◆ Problem
Note each line that includes the word "ARCTICA". Copy those lines.

◆ Records provided
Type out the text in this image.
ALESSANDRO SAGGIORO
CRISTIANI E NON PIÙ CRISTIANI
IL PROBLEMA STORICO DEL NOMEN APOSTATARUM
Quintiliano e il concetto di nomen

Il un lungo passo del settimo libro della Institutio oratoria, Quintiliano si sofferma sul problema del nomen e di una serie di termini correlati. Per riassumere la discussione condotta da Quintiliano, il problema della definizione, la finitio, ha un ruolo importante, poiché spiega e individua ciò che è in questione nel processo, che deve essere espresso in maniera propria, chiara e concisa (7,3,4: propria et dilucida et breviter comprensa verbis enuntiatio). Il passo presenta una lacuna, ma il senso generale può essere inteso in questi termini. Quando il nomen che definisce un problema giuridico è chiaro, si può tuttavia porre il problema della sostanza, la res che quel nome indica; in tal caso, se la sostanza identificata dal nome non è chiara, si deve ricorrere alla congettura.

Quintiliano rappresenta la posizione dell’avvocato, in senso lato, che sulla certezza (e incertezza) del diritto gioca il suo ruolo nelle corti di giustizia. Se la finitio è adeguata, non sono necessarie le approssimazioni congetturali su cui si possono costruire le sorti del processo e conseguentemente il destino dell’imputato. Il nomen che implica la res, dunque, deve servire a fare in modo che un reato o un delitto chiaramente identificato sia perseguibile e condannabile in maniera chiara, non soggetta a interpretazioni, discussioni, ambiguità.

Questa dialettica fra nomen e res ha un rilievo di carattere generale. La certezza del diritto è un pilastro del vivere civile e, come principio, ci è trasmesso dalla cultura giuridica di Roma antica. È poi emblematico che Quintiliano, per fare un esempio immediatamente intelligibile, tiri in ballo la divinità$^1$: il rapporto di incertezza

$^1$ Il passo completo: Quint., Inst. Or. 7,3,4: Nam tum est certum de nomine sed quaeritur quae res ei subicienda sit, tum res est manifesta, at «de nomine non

* * *

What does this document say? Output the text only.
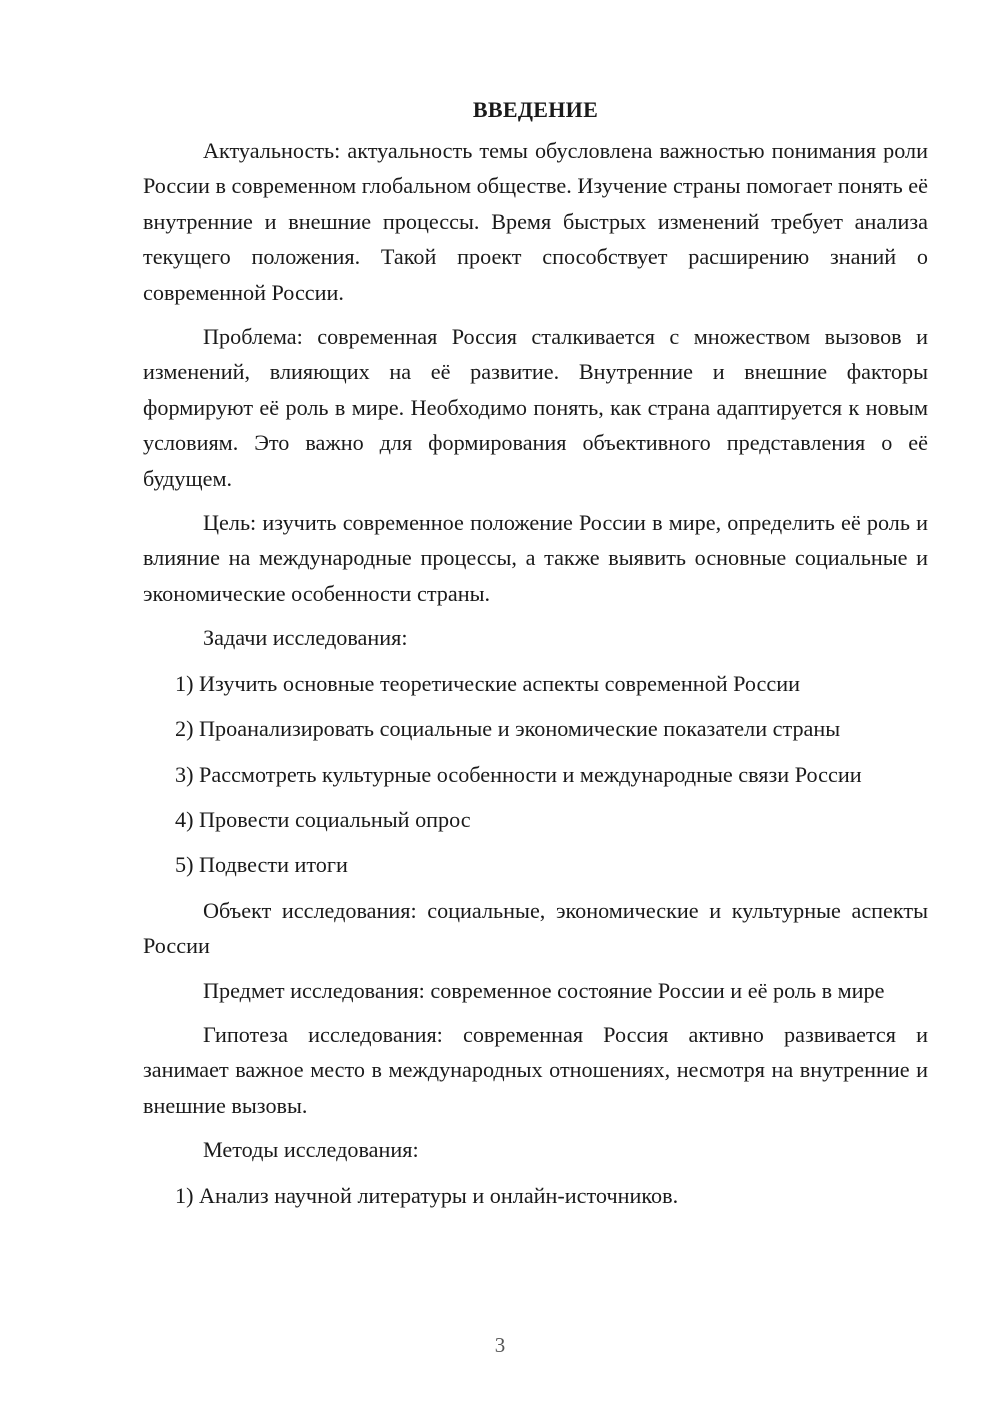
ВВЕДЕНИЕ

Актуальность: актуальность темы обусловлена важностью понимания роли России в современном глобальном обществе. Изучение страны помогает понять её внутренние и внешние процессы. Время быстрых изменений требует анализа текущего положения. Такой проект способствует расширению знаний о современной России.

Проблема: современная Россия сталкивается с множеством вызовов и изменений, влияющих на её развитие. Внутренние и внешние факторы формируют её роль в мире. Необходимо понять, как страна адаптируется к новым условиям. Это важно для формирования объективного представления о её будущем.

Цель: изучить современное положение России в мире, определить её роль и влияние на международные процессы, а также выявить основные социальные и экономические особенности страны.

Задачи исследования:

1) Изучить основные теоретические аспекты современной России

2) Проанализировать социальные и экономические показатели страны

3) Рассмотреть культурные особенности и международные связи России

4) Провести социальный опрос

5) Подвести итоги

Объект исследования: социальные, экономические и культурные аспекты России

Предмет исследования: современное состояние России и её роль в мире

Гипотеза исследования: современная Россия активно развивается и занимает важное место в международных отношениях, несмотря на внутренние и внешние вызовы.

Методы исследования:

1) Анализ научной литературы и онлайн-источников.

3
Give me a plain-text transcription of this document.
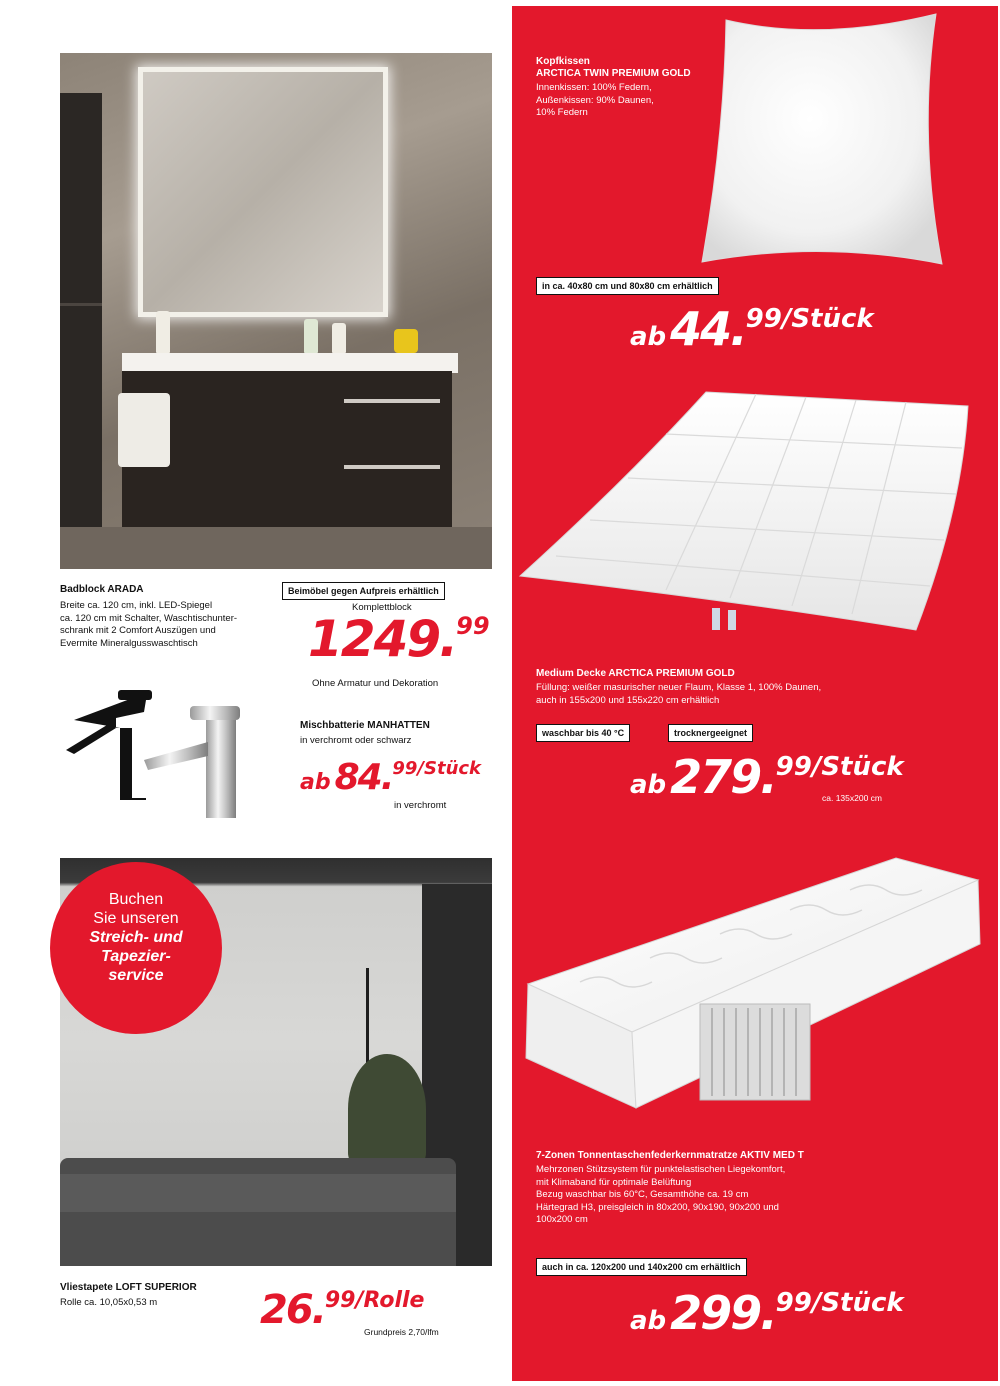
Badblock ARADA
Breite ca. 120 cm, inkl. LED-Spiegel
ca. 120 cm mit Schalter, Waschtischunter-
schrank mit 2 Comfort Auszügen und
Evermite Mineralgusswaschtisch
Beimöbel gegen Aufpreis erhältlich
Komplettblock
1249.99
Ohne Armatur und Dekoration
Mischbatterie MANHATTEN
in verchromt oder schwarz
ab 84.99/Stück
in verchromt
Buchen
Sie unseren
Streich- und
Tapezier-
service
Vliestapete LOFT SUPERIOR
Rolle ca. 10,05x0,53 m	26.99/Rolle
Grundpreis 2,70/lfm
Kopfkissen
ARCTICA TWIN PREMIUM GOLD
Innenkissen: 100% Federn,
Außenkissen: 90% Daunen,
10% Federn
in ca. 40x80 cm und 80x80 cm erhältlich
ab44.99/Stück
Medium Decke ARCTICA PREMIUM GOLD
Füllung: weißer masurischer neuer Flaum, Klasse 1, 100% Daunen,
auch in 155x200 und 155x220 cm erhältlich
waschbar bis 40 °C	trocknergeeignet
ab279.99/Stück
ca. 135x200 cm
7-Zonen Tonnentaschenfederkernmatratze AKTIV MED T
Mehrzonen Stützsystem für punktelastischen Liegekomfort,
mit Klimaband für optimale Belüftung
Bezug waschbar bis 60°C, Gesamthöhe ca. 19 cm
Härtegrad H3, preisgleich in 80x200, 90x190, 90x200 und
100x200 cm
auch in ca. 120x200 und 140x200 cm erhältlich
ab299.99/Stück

---

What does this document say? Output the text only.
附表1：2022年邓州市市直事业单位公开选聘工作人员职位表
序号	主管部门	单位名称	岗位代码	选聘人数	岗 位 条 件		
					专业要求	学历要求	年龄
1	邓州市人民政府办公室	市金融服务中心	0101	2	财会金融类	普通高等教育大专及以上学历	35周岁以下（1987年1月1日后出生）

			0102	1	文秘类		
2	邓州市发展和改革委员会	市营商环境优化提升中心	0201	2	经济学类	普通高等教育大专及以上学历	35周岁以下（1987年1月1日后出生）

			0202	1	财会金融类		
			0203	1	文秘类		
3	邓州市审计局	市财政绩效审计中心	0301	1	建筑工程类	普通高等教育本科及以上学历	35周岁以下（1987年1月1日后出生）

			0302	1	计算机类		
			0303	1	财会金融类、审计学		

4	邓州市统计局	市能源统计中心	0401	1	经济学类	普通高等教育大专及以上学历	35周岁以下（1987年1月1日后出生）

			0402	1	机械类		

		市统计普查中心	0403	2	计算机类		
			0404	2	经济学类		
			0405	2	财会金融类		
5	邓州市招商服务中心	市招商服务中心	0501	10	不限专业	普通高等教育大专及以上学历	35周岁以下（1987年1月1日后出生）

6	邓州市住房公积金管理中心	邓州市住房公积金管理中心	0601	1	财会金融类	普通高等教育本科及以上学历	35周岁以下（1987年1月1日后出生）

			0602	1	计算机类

◆ Written response
ARCTICA TWIN PREMIUM GOLD
Medium Decke ARCTICA PREMIUM GOLD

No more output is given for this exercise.